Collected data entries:
__________________________________________________
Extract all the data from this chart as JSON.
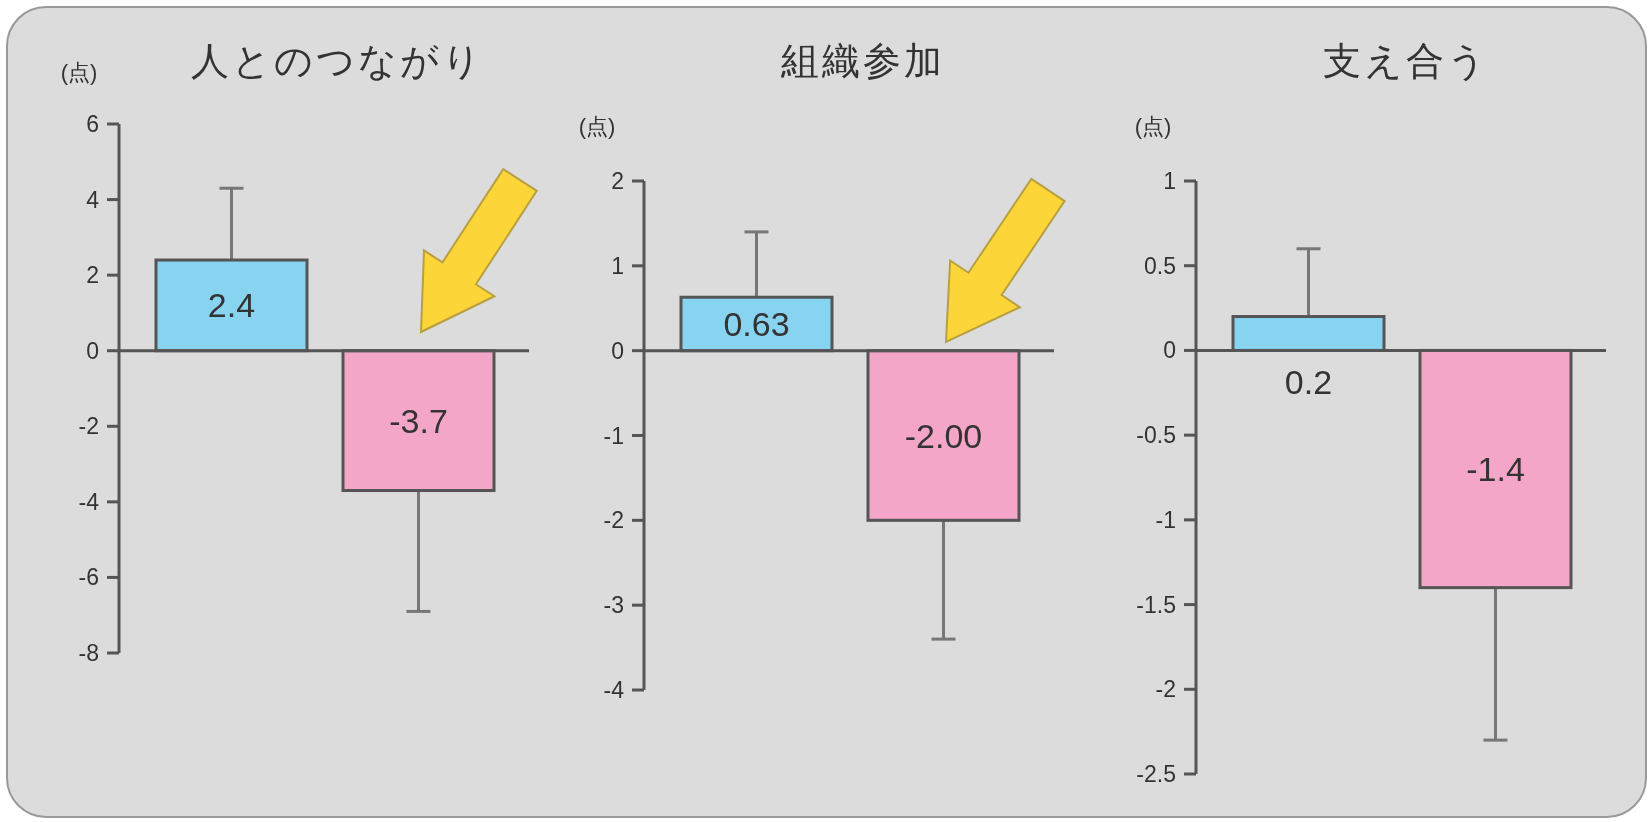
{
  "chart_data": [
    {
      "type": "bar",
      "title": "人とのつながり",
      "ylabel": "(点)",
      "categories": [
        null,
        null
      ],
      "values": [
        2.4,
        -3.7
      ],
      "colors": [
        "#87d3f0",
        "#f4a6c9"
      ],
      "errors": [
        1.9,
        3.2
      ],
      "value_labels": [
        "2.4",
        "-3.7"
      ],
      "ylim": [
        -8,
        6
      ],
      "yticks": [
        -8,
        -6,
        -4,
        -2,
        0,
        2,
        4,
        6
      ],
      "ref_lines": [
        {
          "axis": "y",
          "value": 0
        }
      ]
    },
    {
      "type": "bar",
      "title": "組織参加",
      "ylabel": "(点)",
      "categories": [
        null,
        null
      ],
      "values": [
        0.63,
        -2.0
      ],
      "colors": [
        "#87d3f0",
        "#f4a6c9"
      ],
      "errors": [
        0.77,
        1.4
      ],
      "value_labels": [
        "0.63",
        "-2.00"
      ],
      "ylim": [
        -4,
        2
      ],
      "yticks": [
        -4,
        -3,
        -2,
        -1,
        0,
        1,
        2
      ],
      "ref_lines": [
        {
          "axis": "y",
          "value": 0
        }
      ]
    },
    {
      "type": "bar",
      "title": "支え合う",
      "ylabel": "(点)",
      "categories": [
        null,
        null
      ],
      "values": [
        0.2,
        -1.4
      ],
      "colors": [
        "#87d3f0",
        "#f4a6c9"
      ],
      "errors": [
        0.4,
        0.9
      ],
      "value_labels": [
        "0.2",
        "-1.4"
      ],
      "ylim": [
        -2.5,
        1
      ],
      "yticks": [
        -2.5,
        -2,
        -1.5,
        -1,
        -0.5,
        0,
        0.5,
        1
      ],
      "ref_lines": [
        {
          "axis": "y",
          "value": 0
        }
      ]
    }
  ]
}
__________________________________________________
STATED GOAL: From the entries above, output every line exactly and omit any image.

PROBLEM SOLUTION:
Extract all the data from this chart as JSON.
{
  "chart_data": [
    {
      "type": "bar",
      "title": "人とのつながり",
      "ylabel": "(点)",
      "categories": [
        null,
        null
      ],
      "values": [
        2.4,
        -3.7
      ],
      "colors": [
        "#87d3f0",
        "#f4a6c9"
      ],
      "errors": [
        1.9,
        3.2
      ],
      "value_labels": [
        "2.4",
        "-3.7"
      ],
      "ylim": [
        -8,
        6
      ],
      "yticks": [
        -8,
        -6,
        -4,
        -2,
        0,
        2,
        4,
        6
      ],
      "ref_lines": [
        {
          "axis": "y",
          "value": 0
        }
      ]
    },
    {
      "type": "bar",
      "title": "組織参加",
      "ylabel": "(点)",
      "categories": [
        null,
        null
      ],
      "values": [
        0.63,
        -2.0
      ],
      "colors": [
        "#87d3f0",
        "#f4a6c9"
      ],
      "errors": [
        0.77,
        1.4
      ],
      "value_labels": [
        "0.63",
        "-2.00"
      ],
      "ylim": [
        -4,
        2
      ],
      "yticks": [
        -4,
        -3,
        -2,
        -1,
        0,
        1,
        2
      ],
      "ref_lines": [
        {
          "axis": "y",
          "value": 0
        }
      ]
    },
    {
      "type": "bar",
      "title": "支え合う",
      "ylabel": "(点)",
      "categories": [
        null,
        null
      ],
      "values": [
        0.2,
        -1.4
      ],
      "colors": [
        "#87d3f0",
        "#f4a6c9"
      ],
      "errors": [
        0.4,
        0.9
      ],
      "value_labels": [
        "0.2",
        "-1.4"
      ],
      "ylim": [
        -2.5,
        1
      ],
      "yticks": [
        -2.5,
        -2,
        -1.5,
        -1,
        -0.5,
        0,
        0.5,
        1
      ],
      "ref_lines": [
        {
          "axis": "y",
          "value": 0
        }
      ]
    }
  ]
}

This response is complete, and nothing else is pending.